* Begin *

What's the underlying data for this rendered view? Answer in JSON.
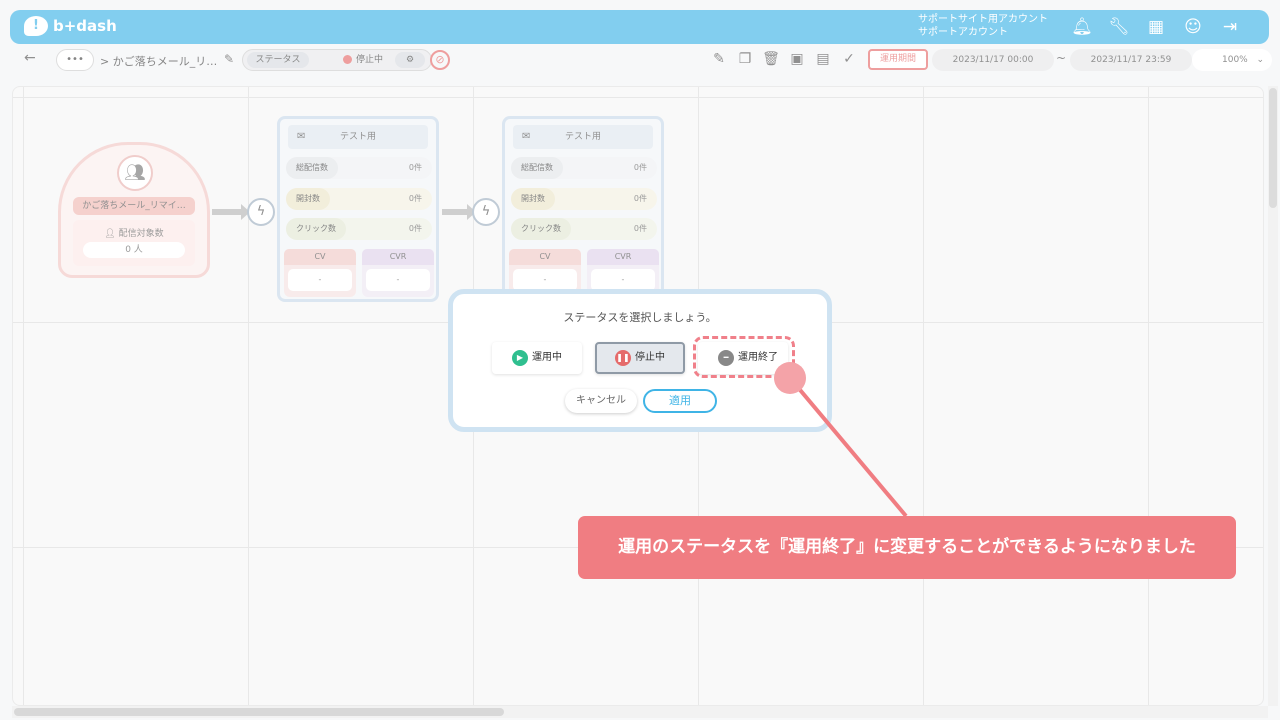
{
  "header": {
    "logo_text": "b+dash",
    "account_line1": "サポートサイト用アカウント",
    "account_line2": "サポートアカウント",
    "icons": [
      "bell-icon",
      "wrench-icon",
      "grid-icon",
      "support-chat-icon",
      "logout-icon"
    ]
  },
  "toolbar": {
    "back_glyph": "←",
    "more_glyph": "•••",
    "breadcrumb": "> かご落ちメール_リ…",
    "status_label": "ステータス",
    "status_value": "停止中",
    "period_label": "運用期間",
    "start_date": "2023/11/17 00:00",
    "tilde": "~",
    "end_date": "2023/11/17 23:59",
    "zoom": "100%",
    "tool_icons": [
      "edit-icon",
      "copy-icon",
      "trash-icon",
      "archive-icon",
      "document-icon",
      "check-circle-icon"
    ]
  },
  "canvas": {
    "segment": {
      "title": "かご落ちメール_リマイ…",
      "target_label": "配信対象数",
      "target_count": "0 人"
    },
    "mail_nodes": [
      {
        "title": "テスト用",
        "metrics": [
          {
            "label": "総配信数",
            "value": "0件"
          },
          {
            "label": "開封数",
            "value": "0件"
          },
          {
            "label": "クリック数",
            "value": "0件"
          }
        ],
        "cv_label": "CV",
        "cv_value": "-",
        "cvr_label": "CVR",
        "cvr_value": "-"
      },
      {
        "title": "テスト用",
        "metrics": [
          {
            "label": "総配信数",
            "value": "0件"
          },
          {
            "label": "開封数",
            "value": "0件"
          },
          {
            "label": "クリック数",
            "value": "0件"
          }
        ],
        "cv_label": "CV",
        "cv_value": "-",
        "cvr_label": "CVR",
        "cvr_value": "-"
      }
    ]
  },
  "modal": {
    "title": "ステータスを選択しましょう。",
    "options": [
      {
        "label": "運用中",
        "color": "#2fbf8f"
      },
      {
        "label": "停止中",
        "color": "#e56b6b"
      },
      {
        "label": "運用終了",
        "color": "#888888"
      }
    ],
    "cancel": "キャンセル",
    "apply": "適用"
  },
  "callout": {
    "text": "運用のステータスを『運用終了』に変更することができるようになりました",
    "color": "#f07d82"
  },
  "colors": {
    "brand": "#3fb4e6",
    "alert": "#e56b6b"
  }
}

* End *

• TASK GOAL: Reproduce every line from the entries that holds the word "title".

• THE REPLY:
      "title": "かご落ちメール_リマイ…",
        "title": "テスト用",
        "title": "テスト用",
    "title": "ステータスを選択しましょう。",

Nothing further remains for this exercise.